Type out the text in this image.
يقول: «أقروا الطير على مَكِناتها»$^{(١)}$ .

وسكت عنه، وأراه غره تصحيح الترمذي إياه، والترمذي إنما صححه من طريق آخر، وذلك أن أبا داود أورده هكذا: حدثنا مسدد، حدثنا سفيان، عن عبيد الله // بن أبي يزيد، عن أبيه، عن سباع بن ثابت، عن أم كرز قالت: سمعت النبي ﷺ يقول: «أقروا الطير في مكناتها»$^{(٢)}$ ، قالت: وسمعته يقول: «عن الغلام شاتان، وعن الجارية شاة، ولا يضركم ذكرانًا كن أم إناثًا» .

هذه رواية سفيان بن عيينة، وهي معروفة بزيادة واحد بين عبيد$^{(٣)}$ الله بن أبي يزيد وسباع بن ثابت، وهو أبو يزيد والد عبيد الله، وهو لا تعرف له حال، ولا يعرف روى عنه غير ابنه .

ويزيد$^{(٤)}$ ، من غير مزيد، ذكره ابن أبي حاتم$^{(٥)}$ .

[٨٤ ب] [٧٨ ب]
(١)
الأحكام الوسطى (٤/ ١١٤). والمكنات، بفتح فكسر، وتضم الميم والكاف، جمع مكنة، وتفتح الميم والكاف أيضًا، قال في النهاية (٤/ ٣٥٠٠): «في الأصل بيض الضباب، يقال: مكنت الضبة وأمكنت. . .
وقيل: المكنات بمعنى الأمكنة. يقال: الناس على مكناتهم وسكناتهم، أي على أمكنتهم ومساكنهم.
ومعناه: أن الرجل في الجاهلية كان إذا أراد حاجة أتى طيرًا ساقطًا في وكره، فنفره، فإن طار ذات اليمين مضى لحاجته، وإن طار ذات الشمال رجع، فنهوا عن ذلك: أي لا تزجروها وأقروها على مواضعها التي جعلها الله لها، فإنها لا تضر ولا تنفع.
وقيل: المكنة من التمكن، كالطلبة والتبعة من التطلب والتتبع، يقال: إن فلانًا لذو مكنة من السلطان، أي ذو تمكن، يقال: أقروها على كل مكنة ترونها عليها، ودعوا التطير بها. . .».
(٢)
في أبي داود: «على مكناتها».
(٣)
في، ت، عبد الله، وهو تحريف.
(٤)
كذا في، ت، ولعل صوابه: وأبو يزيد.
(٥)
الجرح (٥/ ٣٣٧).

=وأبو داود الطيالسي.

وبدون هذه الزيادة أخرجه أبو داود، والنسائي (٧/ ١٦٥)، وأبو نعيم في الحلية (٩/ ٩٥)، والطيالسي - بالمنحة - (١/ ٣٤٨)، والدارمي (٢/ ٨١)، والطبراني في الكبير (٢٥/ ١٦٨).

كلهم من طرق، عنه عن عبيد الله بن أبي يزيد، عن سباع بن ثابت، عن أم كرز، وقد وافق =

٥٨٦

◇ ◇ ◇

# STATED EXERCISE:
Please give back all of the records exactly as written.

# RESPONSE TO THE EXERCISE:
Type out the text in this image.
يقول: «أقروا الطير على مَكِناتها»$^{(١)}$ .

وسكت عنه، وأراه غره تصحيح الترمذي إياه، والترمذي إنما صححه من طريق آخر، وذلك أن أبا داود أورده هكذا: حدثنا مسدد، حدثنا سفيان، عن عبيد الله // بن أبي يزيد، عن أبيه، عن سباع بن ثابت، عن أم كرز قالت: سمعت النبي ﷺ يقول: «أقروا الطير في مكناتها»$^{(٢)}$ ، قالت: وسمعته يقول: «عن الغلام شاتان، وعن الجارية شاة، ولا يضركم ذكرانًا كن أم إناثًا» .

هذه رواية سفيان بن عيينة، وهي معروفة بزيادة واحد بين عبيد$^{(٣)}$ الله بن أبي يزيد وسباع بن ثابت، وهو أبو يزيد والد عبيد الله، وهو لا تعرف له حال، ولا يعرف روى عنه غير ابنه .

ويزيد$^{(٤)}$ ، من غير مزيد، ذكره ابن أبي حاتم$^{(٥)}$ .

[٨٤ ب] [٧٨ ب]
(١)
الأحكام الوسطى (٤/ ١١٤). والمكنات، بفتح فكسر، وتضم الميم والكاف، جمع مكنة، وتفتح الميم والكاف أيضًا، قال في النهاية (٤/ ٣٥٠٠): «في الأصل بيض الضباب، يقال: مكنت الضبة وأمكنت. . .
وقيل: المكنات بمعنى الأمكنة. يقال: الناس على مكناتهم وسكناتهم، أي على أمكنتهم ومساكنهم.
ومعناه: أن الرجل في الجاهلية كان إذا أراد حاجة أتى طيرًا ساقطًا في وكره، فنفره، فإن طار ذات اليمين مضى لحاجته، وإن طار ذات الشمال رجع، فنهوا عن ذلك: أي لا تزجروها وأقروها على مواضعها التي جعلها الله لها، فإنها لا تضر ولا تنفع.
وقيل: المكنة من التمكن، كالطلبة والتبعة من التطلب والتتبع، يقال: إن فلانًا لذو مكنة من السلطان، أي ذو تمكن، يقال: أقروها على كل مكنة ترونها عليها، ودعوا التطير بها. . .».
(٢)
في أبي داود: «على مكناتها».
(٣)
في، ت، عبد الله، وهو تحريف.
(٤)
كذا في، ت، ولعل صوابه: وأبو يزيد.
(٥)
الجرح (٥/ ٣٣٧).

=وأبو داود الطيالسي.

وبدون هذه الزيادة أخرجه أبو داود، والنسائي (٧/ ١٦٥)، وأبو نعيم في الحلية (٩/ ٩٥)، والطيالسي - بالمنحة - (١/ ٣٤٨)، والدارمي (٢/ ٨١)، والطبراني في الكبير (٢٥/ ١٦٨).

كلهم من طرق، عنه عن عبيد الله بن أبي يزيد، عن سباع بن ثابت، عن أم كرز، وقد وافق =

٥٨٦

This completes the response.